TASK OBJECTIVE: All lines in the data bearing the string "this" should be identified and copied.

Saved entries
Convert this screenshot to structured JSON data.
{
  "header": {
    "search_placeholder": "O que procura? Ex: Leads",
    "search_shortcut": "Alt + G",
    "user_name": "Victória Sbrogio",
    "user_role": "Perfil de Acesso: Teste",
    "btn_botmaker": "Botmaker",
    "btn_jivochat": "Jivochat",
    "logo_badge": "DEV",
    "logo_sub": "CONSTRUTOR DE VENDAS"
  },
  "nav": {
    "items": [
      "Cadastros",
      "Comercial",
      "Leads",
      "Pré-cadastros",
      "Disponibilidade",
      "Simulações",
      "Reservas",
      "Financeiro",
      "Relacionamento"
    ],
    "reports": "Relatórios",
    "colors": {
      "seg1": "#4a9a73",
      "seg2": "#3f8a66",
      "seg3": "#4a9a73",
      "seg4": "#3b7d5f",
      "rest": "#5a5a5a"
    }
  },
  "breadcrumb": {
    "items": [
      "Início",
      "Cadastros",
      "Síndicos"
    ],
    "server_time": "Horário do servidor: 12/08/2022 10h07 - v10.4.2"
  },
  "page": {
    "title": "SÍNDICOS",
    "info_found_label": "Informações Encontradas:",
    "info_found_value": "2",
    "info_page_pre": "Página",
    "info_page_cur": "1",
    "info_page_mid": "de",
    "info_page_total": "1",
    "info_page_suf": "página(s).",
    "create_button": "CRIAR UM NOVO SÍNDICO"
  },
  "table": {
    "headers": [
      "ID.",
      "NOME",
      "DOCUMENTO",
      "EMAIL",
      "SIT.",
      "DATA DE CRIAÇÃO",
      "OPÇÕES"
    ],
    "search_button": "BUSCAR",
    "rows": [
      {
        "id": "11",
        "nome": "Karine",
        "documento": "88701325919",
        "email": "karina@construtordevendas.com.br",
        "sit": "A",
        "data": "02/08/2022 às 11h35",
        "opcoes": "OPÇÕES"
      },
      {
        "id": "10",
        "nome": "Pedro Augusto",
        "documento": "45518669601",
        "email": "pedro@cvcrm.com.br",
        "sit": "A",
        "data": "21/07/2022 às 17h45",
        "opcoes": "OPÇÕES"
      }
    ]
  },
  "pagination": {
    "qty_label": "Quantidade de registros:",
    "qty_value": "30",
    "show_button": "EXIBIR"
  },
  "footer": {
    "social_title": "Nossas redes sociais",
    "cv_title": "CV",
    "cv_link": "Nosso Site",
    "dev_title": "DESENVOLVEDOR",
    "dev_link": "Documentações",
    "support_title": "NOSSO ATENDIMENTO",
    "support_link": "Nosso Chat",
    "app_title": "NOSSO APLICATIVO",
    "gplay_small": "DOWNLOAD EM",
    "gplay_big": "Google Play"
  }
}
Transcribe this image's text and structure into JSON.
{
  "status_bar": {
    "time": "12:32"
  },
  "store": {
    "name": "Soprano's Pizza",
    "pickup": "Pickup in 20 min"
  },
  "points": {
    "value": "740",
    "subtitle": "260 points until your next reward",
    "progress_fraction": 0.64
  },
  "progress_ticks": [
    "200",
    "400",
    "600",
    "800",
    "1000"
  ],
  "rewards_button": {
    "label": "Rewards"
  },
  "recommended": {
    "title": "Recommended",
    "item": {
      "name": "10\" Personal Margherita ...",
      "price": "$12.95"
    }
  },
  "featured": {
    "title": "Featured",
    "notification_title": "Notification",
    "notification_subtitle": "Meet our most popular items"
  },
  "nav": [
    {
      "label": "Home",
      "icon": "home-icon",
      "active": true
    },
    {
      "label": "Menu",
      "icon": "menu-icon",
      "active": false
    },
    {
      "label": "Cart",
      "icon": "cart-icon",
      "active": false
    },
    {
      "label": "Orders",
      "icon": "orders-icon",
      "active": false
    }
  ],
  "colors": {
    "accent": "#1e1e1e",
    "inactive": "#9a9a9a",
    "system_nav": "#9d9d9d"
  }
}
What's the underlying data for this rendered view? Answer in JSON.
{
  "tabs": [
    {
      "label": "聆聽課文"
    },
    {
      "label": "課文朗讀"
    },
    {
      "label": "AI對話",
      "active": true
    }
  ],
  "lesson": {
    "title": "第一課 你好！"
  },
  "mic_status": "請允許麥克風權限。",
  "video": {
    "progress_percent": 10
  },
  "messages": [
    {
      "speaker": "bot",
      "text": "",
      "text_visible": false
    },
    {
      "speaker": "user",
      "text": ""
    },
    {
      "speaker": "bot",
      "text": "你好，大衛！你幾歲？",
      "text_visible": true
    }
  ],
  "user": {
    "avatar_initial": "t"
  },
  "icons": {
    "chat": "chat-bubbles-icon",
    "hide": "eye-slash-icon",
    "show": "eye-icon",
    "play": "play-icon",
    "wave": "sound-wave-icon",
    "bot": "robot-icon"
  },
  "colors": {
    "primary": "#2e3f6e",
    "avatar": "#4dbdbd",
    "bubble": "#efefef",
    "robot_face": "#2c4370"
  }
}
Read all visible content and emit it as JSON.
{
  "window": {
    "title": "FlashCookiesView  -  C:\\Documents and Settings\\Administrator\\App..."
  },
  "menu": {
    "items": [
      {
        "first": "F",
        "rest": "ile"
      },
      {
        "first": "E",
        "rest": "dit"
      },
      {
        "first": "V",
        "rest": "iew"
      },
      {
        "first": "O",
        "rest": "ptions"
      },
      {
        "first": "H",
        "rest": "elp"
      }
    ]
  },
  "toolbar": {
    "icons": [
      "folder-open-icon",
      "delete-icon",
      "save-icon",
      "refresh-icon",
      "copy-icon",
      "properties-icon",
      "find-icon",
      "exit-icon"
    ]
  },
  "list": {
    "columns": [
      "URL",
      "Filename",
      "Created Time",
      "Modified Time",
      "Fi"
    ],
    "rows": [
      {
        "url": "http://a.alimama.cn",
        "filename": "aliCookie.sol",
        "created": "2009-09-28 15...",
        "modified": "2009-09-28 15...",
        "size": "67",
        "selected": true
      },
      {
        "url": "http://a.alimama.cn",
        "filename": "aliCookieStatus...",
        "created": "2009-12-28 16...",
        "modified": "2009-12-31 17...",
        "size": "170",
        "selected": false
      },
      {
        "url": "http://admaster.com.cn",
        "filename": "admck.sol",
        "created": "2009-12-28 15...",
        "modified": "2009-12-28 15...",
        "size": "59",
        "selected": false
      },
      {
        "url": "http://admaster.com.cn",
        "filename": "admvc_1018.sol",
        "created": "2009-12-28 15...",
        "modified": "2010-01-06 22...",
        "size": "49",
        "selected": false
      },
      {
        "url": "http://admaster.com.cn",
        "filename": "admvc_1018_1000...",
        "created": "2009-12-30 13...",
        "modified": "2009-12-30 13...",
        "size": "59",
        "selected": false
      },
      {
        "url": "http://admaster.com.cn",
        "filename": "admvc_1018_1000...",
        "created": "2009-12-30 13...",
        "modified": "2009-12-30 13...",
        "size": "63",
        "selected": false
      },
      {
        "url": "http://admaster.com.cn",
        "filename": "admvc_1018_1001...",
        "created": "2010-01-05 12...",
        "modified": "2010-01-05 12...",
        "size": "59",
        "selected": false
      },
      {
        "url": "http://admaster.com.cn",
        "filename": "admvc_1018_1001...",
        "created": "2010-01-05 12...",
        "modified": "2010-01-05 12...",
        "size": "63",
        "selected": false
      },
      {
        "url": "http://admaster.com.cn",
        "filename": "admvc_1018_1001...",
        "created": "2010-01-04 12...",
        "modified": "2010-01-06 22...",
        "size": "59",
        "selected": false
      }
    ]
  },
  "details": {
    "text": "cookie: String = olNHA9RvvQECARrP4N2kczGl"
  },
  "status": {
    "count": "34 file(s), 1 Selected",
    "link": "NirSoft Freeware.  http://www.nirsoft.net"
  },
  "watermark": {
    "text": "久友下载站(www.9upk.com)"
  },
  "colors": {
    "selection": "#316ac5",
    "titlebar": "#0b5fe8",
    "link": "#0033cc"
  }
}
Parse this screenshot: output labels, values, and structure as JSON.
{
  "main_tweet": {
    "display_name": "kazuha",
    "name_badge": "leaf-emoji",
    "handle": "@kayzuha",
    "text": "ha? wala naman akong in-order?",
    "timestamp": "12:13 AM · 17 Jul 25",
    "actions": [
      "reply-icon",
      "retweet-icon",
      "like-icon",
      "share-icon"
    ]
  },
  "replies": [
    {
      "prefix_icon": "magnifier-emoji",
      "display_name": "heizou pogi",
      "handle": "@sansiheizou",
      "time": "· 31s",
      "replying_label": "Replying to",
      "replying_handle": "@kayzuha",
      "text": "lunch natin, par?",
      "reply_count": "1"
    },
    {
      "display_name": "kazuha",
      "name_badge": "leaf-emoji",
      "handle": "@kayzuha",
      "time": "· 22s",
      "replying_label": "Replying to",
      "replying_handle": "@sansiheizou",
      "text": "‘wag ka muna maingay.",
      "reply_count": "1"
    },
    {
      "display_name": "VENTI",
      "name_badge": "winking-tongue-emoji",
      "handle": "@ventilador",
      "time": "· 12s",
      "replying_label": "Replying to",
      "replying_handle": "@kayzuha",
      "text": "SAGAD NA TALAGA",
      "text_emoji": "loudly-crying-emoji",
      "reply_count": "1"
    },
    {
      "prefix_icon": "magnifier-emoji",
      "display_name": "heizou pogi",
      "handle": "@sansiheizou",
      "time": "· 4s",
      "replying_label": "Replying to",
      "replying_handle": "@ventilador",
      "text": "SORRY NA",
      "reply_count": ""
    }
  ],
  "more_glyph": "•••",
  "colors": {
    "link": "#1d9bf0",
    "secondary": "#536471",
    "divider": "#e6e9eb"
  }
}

WRITTEN RESPONSE:
Convert this screenshot to structured JSON data.
Transcribe this image's text and structure into JSON.
What's the underlying data for this rendered view? Answer in JSON.
Parse this screenshot: output labels, values, and structure as JSON.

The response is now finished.